» CHECK YOUR UNDERSTANDING:
A) In the odontoma text, where in the mouth does a compound odontoma usually appear?
B) Please copy word for word everything in the odontoma text from "An odontoma, also" down to "and soft tissues.".
*** Opening EXTRACT PROVIDED ***
An odontoma, also known as an odontome, is a benign tumour linked to tooth development. Specifically, it is a dental hamartoma, meaning that it is composed of normal dental tissue that has grown in an irregular way. It includes both odontogenic hard and soft tissues.
The average age of people found with an odontoma is 14. The condition is frequently associated with one or more unerupted teeth and is often detected through failure of teeth to erupt at the expected time. Though most cases are found impacted within the jaw there are instances where odontomas have erupted into the oral cavity.
There are two main types: compound and complex.
- A compound odontoma still has the three separate dental tissues (enamel, dentin and cementum), but may present a lobulated appearance where there is no definitive demarcation of separate tissues between the individual "toothlets" (or denticles). It usually appears in the anterior maxilla.
- The complex type is unrecognizable as dental tissues, usually presenting as a radioopaque area with varying densities. It usually appears in the posterior maxilla or in the mandible.
In addition to the above forms, the dilated odontoma is an infrequent developmental alteration that appears in any area of the dental arches and can affect deciduous, permanent and supernumerary teeth. Dens invaginatus is a developmental anomaly resulting from invagination of a portion of crown forming within the enamel organ during odontogenesis. The most extreme form of dens invaginatus is known as dilated odontoma.
In the 4th edition of the World Health Organization (WHO) Classification of Head and Neck Tumors (published in January 2017), there is a new section added on odontomas that speculates on a relationship between developing odontomas and ameloblastic fibromas/ameloblastic fibrodentinoma and ameloblastic fibro-odontoma.
Odontomas are thought to be the second most frequent type of odontogenic tumor worldwide (after ameloblastoma), accounting for about 20% of all cases within this relatively uncommon tumor category which shows large geographic variations in incidence.
*** Closing EXTRACT PROVIDED ***
*** Opening SUPPLIED ENTRIES ***
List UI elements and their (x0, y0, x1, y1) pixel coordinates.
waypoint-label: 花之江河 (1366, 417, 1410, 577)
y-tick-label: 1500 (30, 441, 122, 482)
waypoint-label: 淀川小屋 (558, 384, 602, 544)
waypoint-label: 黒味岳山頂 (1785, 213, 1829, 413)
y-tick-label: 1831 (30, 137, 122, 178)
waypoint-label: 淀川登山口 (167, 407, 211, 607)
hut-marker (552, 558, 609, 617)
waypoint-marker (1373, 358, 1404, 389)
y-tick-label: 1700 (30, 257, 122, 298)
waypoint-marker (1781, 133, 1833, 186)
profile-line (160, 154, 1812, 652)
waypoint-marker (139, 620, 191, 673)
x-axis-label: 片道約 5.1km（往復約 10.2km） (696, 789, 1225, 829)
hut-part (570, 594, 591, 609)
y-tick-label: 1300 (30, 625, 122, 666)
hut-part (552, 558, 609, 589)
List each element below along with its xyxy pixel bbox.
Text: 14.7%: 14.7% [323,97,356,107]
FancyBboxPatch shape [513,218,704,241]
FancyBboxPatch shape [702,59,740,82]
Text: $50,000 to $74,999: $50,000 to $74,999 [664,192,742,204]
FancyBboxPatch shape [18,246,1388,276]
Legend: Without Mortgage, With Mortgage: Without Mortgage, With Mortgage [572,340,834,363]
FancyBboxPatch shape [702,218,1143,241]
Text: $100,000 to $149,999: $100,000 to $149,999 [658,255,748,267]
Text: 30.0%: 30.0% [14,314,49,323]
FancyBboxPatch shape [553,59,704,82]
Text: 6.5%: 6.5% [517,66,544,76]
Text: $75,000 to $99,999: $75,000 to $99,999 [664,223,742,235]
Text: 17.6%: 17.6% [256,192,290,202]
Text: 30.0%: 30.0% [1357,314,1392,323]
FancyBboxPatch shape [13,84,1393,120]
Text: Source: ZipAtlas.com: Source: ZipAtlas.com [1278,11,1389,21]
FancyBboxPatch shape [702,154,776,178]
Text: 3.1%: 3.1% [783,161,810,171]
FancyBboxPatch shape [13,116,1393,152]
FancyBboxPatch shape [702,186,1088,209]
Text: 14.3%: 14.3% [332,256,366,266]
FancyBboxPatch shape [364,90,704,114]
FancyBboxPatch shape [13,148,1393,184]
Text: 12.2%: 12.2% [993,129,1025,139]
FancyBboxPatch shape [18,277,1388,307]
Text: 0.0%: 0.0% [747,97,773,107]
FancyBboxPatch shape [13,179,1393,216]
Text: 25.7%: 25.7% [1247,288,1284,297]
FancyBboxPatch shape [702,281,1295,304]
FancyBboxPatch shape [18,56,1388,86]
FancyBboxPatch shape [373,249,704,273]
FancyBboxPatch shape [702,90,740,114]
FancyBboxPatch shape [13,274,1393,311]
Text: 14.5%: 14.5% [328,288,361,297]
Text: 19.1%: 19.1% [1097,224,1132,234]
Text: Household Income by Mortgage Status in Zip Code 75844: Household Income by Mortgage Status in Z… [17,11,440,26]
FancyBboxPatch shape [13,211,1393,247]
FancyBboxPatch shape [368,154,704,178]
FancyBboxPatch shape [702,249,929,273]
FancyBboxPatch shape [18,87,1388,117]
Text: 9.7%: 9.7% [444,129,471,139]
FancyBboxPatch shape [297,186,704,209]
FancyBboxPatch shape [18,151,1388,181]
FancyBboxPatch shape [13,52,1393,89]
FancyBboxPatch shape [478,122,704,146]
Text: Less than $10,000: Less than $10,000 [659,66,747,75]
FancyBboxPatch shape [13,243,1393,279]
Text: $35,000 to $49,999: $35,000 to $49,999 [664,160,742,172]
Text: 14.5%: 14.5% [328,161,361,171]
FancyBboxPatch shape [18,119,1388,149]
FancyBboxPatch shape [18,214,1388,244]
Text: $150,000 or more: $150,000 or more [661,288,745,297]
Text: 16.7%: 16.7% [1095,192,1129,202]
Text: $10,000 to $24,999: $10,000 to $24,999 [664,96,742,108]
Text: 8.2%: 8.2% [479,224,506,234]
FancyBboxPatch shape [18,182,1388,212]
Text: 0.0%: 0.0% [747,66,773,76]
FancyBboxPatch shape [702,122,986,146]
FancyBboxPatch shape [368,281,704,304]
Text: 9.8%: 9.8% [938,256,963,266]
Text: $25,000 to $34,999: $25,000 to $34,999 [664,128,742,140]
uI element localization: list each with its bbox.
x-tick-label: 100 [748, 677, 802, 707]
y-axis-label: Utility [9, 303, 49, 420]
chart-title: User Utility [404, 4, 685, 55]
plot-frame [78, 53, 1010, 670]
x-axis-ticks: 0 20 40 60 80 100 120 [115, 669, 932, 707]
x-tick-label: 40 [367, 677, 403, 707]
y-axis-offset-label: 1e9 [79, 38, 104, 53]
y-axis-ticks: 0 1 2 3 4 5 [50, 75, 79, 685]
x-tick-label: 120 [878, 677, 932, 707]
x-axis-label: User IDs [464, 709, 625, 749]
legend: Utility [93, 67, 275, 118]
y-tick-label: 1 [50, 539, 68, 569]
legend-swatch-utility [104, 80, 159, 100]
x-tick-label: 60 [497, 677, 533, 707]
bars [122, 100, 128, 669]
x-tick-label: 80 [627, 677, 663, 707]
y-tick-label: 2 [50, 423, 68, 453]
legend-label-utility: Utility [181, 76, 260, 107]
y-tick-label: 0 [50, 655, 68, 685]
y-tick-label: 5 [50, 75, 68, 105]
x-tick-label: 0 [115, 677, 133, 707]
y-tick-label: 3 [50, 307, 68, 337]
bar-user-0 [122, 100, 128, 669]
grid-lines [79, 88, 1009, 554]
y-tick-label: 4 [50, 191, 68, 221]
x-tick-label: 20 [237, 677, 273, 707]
*** Closing SUPPLIED ENTRIES ***
» TASK SOLUTIONS:
A) In the anterior maxilla.

B)
An odontoma, also known as an odontome, is a benign tumour linked to tooth development. Specifically, it is a dental hamartoma, meaning that it is composed of normal dental tissue that has grown in an irregular way. It includes both odontogenic hard and soft tissues.